» Stated problem: Spot every line with the word "Kandawala" and return it.

» Task material:
+ + +

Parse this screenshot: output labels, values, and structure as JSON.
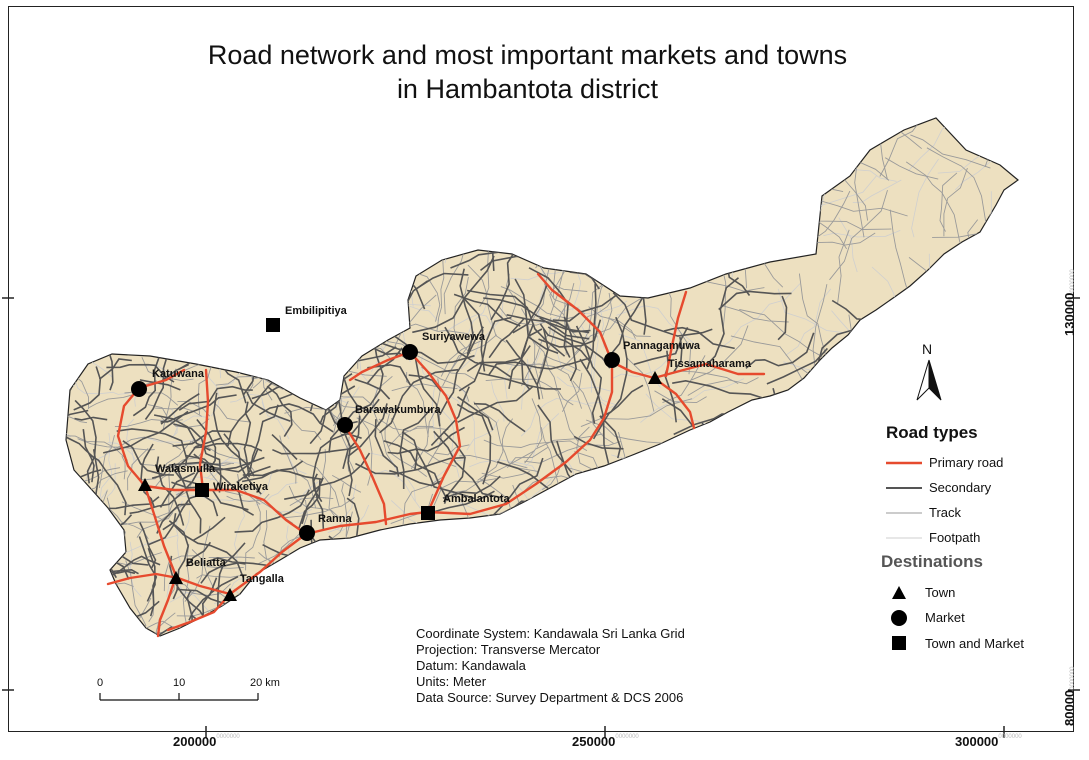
{
  "title_line1": "Road network and most important markets and towns",
  "title_line2": "in Hambantota district",
  "axis": {
    "x_ticks": [
      {
        "label": "200000",
        "small": "0000000"
      },
      {
        "label": "250000",
        "small": "0000000"
      },
      {
        "label": "300000",
        "small": "0000000"
      }
    ],
    "y_ticks": [
      {
        "label": "130000",
        "small": "0000000"
      },
      {
        "label": "80000",
        "small": "0000000"
      }
    ]
  },
  "north_label": "N",
  "legend": {
    "road_title": "Road types",
    "roads": [
      "Primary road",
      "Secondary",
      "Track",
      "Footpath"
    ],
    "dest_title": "Destinations",
    "destinations": [
      "Town",
      "Market",
      "Town and Market"
    ]
  },
  "places": [
    {
      "name": "Embilipitiya",
      "type": "Town and Market"
    },
    {
      "name": "Suriyawewa",
      "type": "Market"
    },
    {
      "name": "Pannagamuwa",
      "type": "Market"
    },
    {
      "name": "Tissamaharama",
      "type": "Town"
    },
    {
      "name": "Katuwana",
      "type": "Market"
    },
    {
      "name": "Barawakumbura",
      "type": "Market"
    },
    {
      "name": "Walasmulla",
      "type": "Town"
    },
    {
      "name": "Wiraketiya",
      "type": "Town and Market"
    },
    {
      "name": "Ambalantota",
      "type": "Town and Market"
    },
    {
      "name": "Ranna",
      "type": "Market"
    },
    {
      "name": "Beliatta",
      "type": "Town"
    },
    {
      "name": "Tangalla",
      "type": "Town"
    }
  ],
  "metadata": [
    "Coordinate System: Kandawala Sri Lanka Grid",
    "Projection: Transverse Mercator",
    "Datum: Kandawala",
    "Units: Meter",
    "Data Source: Survey Department & DCS 2006"
  ],
  "scale_bar": {
    "ticks": [
      "0",
      "10",
      "20 km"
    ]
  },
  "colors": {
    "land": "#ede0c0",
    "primary_road": "#e64a2e",
    "secondary_road": "#555555",
    "track": "#9a9a9a",
    "footpath": "#cfcfcf",
    "outline": "#222222"
  },
  "icons": {
    "town": "triangle",
    "market": "circle",
    "town_and_market": "square",
    "north": "north-arrow"
  }
}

+ + +

» Solution to this problem:
    "Coordinate System: Kandawala Sri Lanka Grid",
    "Datum: Kandawala",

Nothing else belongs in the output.